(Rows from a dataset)
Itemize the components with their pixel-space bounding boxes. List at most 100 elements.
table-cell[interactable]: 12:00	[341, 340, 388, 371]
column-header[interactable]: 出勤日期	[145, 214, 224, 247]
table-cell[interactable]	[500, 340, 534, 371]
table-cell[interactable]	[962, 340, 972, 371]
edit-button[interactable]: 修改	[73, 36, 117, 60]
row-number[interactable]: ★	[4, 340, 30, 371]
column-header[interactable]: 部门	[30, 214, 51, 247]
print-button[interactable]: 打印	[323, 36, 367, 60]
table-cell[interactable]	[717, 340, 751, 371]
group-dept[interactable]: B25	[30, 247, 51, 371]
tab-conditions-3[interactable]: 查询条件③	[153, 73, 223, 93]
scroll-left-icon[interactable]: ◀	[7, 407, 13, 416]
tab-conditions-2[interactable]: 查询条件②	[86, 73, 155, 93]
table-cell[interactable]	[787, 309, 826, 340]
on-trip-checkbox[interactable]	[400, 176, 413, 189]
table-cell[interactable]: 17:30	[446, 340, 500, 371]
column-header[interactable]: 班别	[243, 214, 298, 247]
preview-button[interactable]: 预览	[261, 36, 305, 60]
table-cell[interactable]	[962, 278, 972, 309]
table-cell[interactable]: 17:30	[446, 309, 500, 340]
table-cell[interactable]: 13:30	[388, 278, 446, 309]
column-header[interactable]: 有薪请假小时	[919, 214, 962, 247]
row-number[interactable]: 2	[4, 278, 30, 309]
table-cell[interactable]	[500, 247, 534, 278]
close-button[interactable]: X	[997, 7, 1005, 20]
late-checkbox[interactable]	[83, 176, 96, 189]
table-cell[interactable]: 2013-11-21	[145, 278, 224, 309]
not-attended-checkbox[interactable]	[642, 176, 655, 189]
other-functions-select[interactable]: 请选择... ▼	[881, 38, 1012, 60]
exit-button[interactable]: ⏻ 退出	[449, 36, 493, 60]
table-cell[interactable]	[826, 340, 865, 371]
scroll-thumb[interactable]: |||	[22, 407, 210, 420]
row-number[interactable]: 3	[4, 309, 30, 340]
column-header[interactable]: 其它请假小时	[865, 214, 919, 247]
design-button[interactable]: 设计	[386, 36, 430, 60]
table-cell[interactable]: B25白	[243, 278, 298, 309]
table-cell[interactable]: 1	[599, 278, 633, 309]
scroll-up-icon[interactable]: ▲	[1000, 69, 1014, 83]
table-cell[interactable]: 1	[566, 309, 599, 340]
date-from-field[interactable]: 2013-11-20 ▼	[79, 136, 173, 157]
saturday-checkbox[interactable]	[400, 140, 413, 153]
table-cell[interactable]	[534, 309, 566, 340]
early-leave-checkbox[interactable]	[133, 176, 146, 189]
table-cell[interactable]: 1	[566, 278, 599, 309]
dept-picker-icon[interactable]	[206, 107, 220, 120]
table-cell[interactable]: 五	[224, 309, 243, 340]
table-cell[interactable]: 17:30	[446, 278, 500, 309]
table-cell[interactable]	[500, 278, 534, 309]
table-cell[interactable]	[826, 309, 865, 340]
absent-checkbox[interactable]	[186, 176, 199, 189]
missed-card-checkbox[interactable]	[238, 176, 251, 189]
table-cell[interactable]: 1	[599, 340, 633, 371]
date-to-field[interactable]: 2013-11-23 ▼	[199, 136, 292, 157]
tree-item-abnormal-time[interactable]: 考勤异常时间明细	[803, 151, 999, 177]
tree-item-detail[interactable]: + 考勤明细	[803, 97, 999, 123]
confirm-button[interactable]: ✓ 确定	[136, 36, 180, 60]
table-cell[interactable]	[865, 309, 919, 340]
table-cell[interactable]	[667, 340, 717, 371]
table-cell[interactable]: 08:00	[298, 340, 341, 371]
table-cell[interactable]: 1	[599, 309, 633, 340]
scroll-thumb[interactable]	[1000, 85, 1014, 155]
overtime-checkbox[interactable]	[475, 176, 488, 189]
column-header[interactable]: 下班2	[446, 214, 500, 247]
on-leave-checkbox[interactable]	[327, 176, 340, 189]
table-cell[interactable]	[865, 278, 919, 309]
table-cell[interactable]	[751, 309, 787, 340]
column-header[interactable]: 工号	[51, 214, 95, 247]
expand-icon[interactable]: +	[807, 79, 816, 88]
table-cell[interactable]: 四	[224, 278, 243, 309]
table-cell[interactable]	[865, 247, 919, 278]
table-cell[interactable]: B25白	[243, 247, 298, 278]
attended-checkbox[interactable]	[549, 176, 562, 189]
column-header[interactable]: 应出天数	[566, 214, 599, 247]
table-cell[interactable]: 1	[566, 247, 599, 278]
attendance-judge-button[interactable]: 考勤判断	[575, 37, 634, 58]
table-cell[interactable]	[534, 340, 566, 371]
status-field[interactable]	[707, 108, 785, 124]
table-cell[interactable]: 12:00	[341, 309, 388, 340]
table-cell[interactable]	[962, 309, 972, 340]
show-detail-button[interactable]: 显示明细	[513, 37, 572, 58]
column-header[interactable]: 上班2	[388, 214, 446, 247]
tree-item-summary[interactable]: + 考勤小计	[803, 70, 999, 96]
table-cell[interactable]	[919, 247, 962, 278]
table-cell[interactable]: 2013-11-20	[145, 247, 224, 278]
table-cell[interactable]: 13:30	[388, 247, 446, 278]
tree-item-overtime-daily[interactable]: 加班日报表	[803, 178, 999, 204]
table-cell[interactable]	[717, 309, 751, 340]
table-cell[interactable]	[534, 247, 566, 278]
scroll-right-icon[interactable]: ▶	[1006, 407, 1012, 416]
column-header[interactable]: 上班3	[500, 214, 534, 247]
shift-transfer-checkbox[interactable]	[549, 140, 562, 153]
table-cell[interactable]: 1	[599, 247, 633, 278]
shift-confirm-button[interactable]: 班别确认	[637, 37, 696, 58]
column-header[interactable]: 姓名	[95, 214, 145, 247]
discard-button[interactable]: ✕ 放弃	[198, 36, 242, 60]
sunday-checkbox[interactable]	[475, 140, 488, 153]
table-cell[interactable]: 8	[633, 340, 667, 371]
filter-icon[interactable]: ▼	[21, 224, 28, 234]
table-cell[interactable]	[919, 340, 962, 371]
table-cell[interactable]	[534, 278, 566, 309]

-- What you should do --
Reproduce all of the rows above verbatim, keeping them in their original order.

-- Solution to this problem --
Itemize the components with their pixel-space bounding boxes. List at most 100 elements.
table-cell[interactable]: 12:00	[341, 340, 388, 371]
column-header[interactable]: 出勤日期	[145, 214, 224, 247]
table-cell[interactable]	[500, 340, 534, 371]
table-cell[interactable]	[962, 340, 972, 371]
edit-button[interactable]: 修改	[73, 36, 117, 60]
row-number[interactable]: ★	[4, 340, 30, 371]
column-header[interactable]: 部门	[30, 214, 51, 247]
print-button[interactable]: 打印	[323, 36, 367, 60]
table-cell[interactable]	[717, 340, 751, 371]
group-dept[interactable]: B25	[30, 247, 51, 371]
tab-conditions-3[interactable]: 查询条件③	[153, 73, 223, 93]
scroll-left-icon[interactable]: ◀	[7, 407, 13, 416]
tab-conditions-2[interactable]: 查询条件②	[86, 73, 155, 93]
table-cell[interactable]	[787, 309, 826, 340]
on-trip-checkbox[interactable]	[400, 176, 413, 189]
table-cell[interactable]: 17:30	[446, 340, 500, 371]
column-header[interactable]: 班别	[243, 214, 298, 247]
preview-button[interactable]: 预览	[261, 36, 305, 60]
table-cell[interactable]	[962, 278, 972, 309]
table-cell[interactable]: 17:30	[446, 309, 500, 340]
table-cell[interactable]: 13:30	[388, 278, 446, 309]
column-header[interactable]: 有薪请假小时	[919, 214, 962, 247]
row-number[interactable]: 2	[4, 278, 30, 309]
table-cell[interactable]	[500, 247, 534, 278]
close-button[interactable]: X	[997, 7, 1005, 20]
late-checkbox[interactable]	[83, 176, 96, 189]
table-cell[interactable]: 2013-11-21	[145, 278, 224, 309]
not-attended-checkbox[interactable]	[642, 176, 655, 189]
other-functions-select[interactable]: 请选择... ▼	[881, 38, 1012, 60]
exit-button[interactable]: ⏻ 退出	[449, 36, 493, 60]
table-cell[interactable]	[826, 340, 865, 371]
scroll-thumb[interactable]: |||	[22, 407, 210, 420]
row-number[interactable]: 3	[4, 309, 30, 340]
column-header[interactable]: 其它请假小时	[865, 214, 919, 247]
design-button[interactable]: 设计	[386, 36, 430, 60]
table-cell[interactable]: B25白	[243, 278, 298, 309]
table-cell[interactable]: 1	[599, 278, 633, 309]
scroll-up-icon[interactable]: ▲	[1000, 69, 1014, 83]
table-cell[interactable]: 1	[566, 309, 599, 340]
date-from-field[interactable]: 2013-11-20 ▼	[79, 136, 173, 157]
saturday-checkbox[interactable]	[400, 140, 413, 153]
table-cell[interactable]	[534, 309, 566, 340]
early-leave-checkbox[interactable]	[133, 176, 146, 189]
table-cell[interactable]: 1	[566, 278, 599, 309]
dept-picker-icon[interactable]	[206, 107, 220, 120]
table-cell[interactable]: 五	[224, 309, 243, 340]
table-cell[interactable]: 17:30	[446, 278, 500, 309]
table-cell[interactable]	[500, 278, 534, 309]
table-cell[interactable]	[826, 309, 865, 340]
absent-checkbox[interactable]	[186, 176, 199, 189]
missed-card-checkbox[interactable]	[238, 176, 251, 189]
table-cell[interactable]: 1	[599, 340, 633, 371]
date-to-field[interactable]: 2013-11-23 ▼	[199, 136, 292, 157]
tree-item-abnormal-time[interactable]: 考勤异常时间明细	[803, 151, 999, 177]
tree-item-detail[interactable]: + 考勤明细	[803, 97, 999, 123]
confirm-button[interactable]: ✓ 确定	[136, 36, 180, 60]
table-cell[interactable]	[865, 309, 919, 340]
table-cell[interactable]	[667, 340, 717, 371]
table-cell[interactable]: 08:00	[298, 340, 341, 371]
table-cell[interactable]: 1	[599, 309, 633, 340]
scroll-thumb[interactable]	[1000, 85, 1014, 155]
overtime-checkbox[interactable]	[475, 176, 488, 189]
column-header[interactable]: 下班2	[446, 214, 500, 247]
on-leave-checkbox[interactable]	[327, 176, 340, 189]
table-cell[interactable]	[865, 278, 919, 309]
table-cell[interactable]	[751, 309, 787, 340]
column-header[interactable]: 工号	[51, 214, 95, 247]
expand-icon[interactable]: +	[807, 79, 816, 88]
table-cell[interactable]: 四	[224, 278, 243, 309]
table-cell[interactable]	[865, 247, 919, 278]
table-cell[interactable]: B25白	[243, 247, 298, 278]
attended-checkbox[interactable]	[549, 176, 562, 189]
column-header[interactable]: 应出天数	[566, 214, 599, 247]
table-cell[interactable]: 1	[566, 247, 599, 278]
attendance-judge-button[interactable]: 考勤判断	[575, 37, 634, 58]
table-cell[interactable]	[534, 340, 566, 371]
status-field[interactable]	[707, 108, 785, 124]
table-cell[interactable]: 12:00	[341, 309, 388, 340]
table-cell[interactable]	[962, 309, 972, 340]
show-detail-button[interactable]: 显示明细	[513, 37, 572, 58]
column-header[interactable]: 上班2	[388, 214, 446, 247]
tree-item-summary[interactable]: + 考勤小计	[803, 70, 999, 96]
table-cell[interactable]	[919, 247, 962, 278]
table-cell[interactable]: 2013-11-20	[145, 247, 224, 278]
table-cell[interactable]: 13:30	[388, 247, 446, 278]
tree-item-overtime-daily[interactable]: 加班日报表	[803, 178, 999, 204]
table-cell[interactable]	[717, 309, 751, 340]
table-cell[interactable]	[534, 247, 566, 278]
scroll-right-icon[interactable]: ▶	[1006, 407, 1012, 416]
column-header[interactable]: 上班3	[500, 214, 534, 247]
shift-transfer-checkbox[interactable]	[549, 140, 562, 153]
table-cell[interactable]: 1	[599, 247, 633, 278]
shift-confirm-button[interactable]: 班别确认	[637, 37, 696, 58]
column-header[interactable]: 姓名	[95, 214, 145, 247]
discard-button[interactable]: ✕ 放弃	[198, 36, 242, 60]
sunday-checkbox[interactable]	[475, 140, 488, 153]
table-cell[interactable]: 8	[633, 340, 667, 371]
filter-icon[interactable]: ▼	[21, 224, 28, 234]
table-cell[interactable]	[919, 340, 962, 371]
table-cell[interactable]	[534, 278, 566, 309]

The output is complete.